Task directions =
Output an exact reproduction of the data.

# Start of Data supplied

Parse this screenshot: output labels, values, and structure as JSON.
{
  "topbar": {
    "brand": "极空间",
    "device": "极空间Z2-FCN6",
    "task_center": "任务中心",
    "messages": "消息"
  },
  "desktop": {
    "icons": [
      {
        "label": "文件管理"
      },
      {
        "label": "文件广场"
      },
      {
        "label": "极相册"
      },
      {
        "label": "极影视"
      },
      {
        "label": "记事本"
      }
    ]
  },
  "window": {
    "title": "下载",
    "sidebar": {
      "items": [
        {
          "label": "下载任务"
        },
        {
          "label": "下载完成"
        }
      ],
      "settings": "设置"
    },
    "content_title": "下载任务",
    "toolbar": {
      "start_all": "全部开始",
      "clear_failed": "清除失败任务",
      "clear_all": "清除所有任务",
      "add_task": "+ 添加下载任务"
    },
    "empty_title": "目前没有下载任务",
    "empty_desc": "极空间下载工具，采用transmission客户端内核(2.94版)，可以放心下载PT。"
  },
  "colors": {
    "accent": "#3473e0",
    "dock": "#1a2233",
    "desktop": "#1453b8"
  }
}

# End of Data supplied

Written response =
Parse this screenshot: output labels, values, and structure as JSON.
{
  "topbar": {
    "brand": "极空间",
    "device": "极空间Z2-FCN6",
    "task_center": "任务中心",
    "messages": "消息"
  },
  "desktop": {
    "icons": [
      {
        "label": "文件管理"
      },
      {
        "label": "文件广场"
      },
      {
        "label": "极相册"
      },
      {
        "label": "极影视"
      },
      {
        "label": "记事本"
      }
    ]
  },
  "window": {
    "title": "下载",
    "sidebar": {
      "items": [
        {
          "label": "下载任务"
        },
        {
          "label": "下载完成"
        }
      ],
      "settings": "设置"
    },
    "content_title": "下载任务",
    "toolbar": {
      "start_all": "全部开始",
      "clear_failed": "清除失败任务",
      "clear_all": "清除所有任务",
      "add_task": "+ 添加下载任务"
    },
    "empty_title": "目前没有下载任务",
    "empty_desc": "极空间下载工具，采用transmission客户端内核(2.94版)，可以放心下载PT。"
  },
  "colors": {
    "accent": "#3473e0",
    "dock": "#1a2233",
    "desktop": "#1453b8"
  }
}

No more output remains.